▶ Source passage:
--
2. When you eventually finish the installation of QuickBooks, you’ll need to do two things to the shortcut. Firstly, you MUST run QuickBooks as Administrator. Running it without Administrator priveleges will result in the program crashing for various reasons. Secondly, you will have a better experience if you select the option to run in XP compatibility mode (better, but still not perfect).
3. Assuming you make it this far and are able to run QuickBooks your next hurdle is activating the product. Activation in QuickBooks has always been a questionable thing for me (an issue I raised while I worked there) because of their particular implementation but I’m not going to go into that. Instead what I’ll say here is that Internet Activation just won’t work, so don’t bother trying. You’ll get web errors for each page of the activation wizard (yep, it’s a web browser embedded in a Windows application that doesn’t subscribe to Windows standards) and at the end you’ll get a message saying it couldn’t activate.
--
▶ Work task: In the QuickBooks installation notes, what happens if QuickBooks is run without Administrator privileges?

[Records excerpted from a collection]
--
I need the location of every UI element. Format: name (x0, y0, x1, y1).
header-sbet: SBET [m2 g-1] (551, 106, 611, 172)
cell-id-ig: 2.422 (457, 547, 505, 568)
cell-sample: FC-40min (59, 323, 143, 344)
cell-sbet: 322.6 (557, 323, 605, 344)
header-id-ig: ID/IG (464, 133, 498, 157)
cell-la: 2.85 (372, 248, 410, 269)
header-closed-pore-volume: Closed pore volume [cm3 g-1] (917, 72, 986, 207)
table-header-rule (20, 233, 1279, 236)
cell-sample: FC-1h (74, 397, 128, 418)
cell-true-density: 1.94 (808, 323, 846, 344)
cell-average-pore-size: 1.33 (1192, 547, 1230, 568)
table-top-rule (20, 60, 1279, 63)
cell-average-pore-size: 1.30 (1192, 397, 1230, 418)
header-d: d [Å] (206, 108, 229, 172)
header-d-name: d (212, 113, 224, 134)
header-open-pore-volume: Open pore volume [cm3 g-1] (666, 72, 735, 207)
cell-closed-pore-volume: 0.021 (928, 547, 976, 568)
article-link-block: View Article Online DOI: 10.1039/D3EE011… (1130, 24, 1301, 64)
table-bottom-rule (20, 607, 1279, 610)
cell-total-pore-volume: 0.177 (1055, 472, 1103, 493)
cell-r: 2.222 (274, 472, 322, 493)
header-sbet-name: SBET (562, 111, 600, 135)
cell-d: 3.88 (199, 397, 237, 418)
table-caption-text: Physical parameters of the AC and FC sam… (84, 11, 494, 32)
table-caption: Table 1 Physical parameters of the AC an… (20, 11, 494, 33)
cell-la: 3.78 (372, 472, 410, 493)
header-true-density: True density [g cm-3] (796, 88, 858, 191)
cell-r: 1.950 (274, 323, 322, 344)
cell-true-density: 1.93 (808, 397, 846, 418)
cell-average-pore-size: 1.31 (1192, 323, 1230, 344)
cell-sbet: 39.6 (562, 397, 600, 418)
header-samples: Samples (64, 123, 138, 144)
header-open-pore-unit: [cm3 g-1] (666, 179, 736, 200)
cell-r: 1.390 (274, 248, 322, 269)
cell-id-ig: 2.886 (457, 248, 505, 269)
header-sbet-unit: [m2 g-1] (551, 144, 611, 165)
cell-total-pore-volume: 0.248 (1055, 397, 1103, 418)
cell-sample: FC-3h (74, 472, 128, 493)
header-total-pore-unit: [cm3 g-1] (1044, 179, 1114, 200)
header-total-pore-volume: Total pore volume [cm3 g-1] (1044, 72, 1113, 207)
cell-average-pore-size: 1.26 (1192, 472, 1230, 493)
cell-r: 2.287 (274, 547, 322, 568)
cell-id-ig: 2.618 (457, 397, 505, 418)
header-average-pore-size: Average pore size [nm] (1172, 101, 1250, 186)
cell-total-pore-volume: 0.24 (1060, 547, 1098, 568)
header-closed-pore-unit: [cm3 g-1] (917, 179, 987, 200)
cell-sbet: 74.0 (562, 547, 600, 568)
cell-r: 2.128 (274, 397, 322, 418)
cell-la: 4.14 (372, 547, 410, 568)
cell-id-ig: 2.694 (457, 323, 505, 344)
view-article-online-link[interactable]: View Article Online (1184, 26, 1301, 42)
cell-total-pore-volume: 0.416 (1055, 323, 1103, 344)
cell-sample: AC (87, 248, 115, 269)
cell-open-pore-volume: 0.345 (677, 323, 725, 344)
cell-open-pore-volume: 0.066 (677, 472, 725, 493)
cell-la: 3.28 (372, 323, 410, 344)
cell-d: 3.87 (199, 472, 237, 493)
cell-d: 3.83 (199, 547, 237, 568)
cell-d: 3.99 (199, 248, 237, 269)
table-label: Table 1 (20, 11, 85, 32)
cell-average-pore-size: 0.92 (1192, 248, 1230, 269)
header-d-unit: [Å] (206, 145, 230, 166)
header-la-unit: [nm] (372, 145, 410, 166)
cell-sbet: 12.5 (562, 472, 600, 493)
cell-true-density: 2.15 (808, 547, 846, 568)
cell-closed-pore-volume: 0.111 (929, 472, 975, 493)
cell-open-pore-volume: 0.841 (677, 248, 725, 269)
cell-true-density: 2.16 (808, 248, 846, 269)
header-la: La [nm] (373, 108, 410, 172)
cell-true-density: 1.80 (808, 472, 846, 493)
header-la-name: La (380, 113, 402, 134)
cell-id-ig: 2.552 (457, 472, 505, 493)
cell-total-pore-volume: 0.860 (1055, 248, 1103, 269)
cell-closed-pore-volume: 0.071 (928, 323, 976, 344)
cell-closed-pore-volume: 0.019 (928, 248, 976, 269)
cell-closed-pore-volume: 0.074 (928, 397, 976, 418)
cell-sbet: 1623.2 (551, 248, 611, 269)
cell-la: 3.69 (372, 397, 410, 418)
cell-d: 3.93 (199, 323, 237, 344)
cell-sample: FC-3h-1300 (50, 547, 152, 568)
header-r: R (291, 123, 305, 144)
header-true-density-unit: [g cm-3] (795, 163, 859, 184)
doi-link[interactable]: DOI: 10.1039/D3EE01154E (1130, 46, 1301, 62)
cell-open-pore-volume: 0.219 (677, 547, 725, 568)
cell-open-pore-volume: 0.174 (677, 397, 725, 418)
--
▶ Exercise output: The program crashes for various reasons.